Repeat the entire listing exactly.
★ ★ ★ ★ ★ ★ ★
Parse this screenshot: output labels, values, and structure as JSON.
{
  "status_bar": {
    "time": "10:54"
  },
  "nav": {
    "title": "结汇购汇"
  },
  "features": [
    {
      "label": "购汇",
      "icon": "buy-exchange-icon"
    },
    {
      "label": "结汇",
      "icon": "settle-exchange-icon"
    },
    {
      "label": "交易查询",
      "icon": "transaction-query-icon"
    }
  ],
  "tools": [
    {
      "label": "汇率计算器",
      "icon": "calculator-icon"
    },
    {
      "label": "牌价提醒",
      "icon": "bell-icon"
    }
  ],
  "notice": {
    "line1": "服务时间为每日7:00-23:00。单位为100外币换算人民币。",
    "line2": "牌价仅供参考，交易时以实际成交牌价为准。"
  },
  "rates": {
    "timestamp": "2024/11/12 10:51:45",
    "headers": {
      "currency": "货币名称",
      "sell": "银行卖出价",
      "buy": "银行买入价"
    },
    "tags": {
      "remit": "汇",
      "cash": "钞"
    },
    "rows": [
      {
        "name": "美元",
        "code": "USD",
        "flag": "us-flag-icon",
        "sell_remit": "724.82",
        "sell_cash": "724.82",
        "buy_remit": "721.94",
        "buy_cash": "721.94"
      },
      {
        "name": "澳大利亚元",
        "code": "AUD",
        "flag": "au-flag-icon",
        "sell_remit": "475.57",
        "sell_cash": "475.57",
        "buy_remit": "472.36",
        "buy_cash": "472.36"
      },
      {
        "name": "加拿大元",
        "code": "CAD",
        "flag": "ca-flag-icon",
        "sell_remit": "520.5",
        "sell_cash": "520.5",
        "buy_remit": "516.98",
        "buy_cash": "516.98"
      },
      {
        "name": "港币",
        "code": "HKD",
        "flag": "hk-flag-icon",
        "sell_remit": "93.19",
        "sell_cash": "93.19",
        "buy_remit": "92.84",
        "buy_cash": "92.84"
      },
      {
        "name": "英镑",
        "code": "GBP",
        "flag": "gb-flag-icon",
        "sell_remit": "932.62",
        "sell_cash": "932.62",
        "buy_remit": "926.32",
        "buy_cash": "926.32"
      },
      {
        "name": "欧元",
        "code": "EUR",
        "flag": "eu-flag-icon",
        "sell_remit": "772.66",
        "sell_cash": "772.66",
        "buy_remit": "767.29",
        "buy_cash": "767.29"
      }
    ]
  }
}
★ ★ ★ ★ ★ ★ ★
EXERCISE ANSWER>
Parse this screenshot: output labels, values, and structure as JSON.
{
  "status_bar": {
    "time": "10:54"
  },
  "nav": {
    "title": "结汇购汇"
  },
  "features": [
    {
      "label": "购汇",
      "icon": "buy-exchange-icon"
    },
    {
      "label": "结汇",
      "icon": "settle-exchange-icon"
    },
    {
      "label": "交易查询",
      "icon": "transaction-query-icon"
    }
  ],
  "tools": [
    {
      "label": "汇率计算器",
      "icon": "calculator-icon"
    },
    {
      "label": "牌价提醒",
      "icon": "bell-icon"
    }
  ],
  "notice": {
    "line1": "服务时间为每日7:00-23:00。单位为100外币换算人民币。",
    "line2": "牌价仅供参考，交易时以实际成交牌价为准。"
  },
  "rates": {
    "timestamp": "2024/11/12 10:51:45",
    "headers": {
      "currency": "货币名称",
      "sell": "银行卖出价",
      "buy": "银行买入价"
    },
    "tags": {
      "remit": "汇",
      "cash": "钞"
    },
    "rows": [
      {
        "name": "美元",
        "code": "USD",
        "flag": "us-flag-icon",
        "sell_remit": "724.82",
        "sell_cash": "724.82",
        "buy_remit": "721.94",
        "buy_cash": "721.94"
      },
      {
        "name": "澳大利亚元",
        "code": "AUD",
        "flag": "au-flag-icon",
        "sell_remit": "475.57",
        "sell_cash": "475.57",
        "buy_remit": "472.36",
        "buy_cash": "472.36"
      },
      {
        "name": "加拿大元",
        "code": "CAD",
        "flag": "ca-flag-icon",
        "sell_remit": "520.5",
        "sell_cash": "520.5",
        "buy_remit": "516.98",
        "buy_cash": "516.98"
      },
      {
        "name": "港币",
        "code": "HKD",
        "flag": "hk-flag-icon",
        "sell_remit": "93.19",
        "sell_cash": "93.19",
        "buy_remit": "92.84",
        "buy_cash": "92.84"
      },
      {
        "name": "英镑",
        "code": "GBP",
        "flag": "gb-flag-icon",
        "sell_remit": "932.62",
        "sell_cash": "932.62",
        "buy_remit": "926.32",
        "buy_cash": "926.32"
      },
      {
        "name": "欧元",
        "code": "EUR",
        "flag": "eu-flag-icon",
        "sell_remit": "772.66",
        "sell_cash": "772.66",
        "buy_remit": "767.29",
        "buy_cash": "767.29"
      }
    ]
  }
}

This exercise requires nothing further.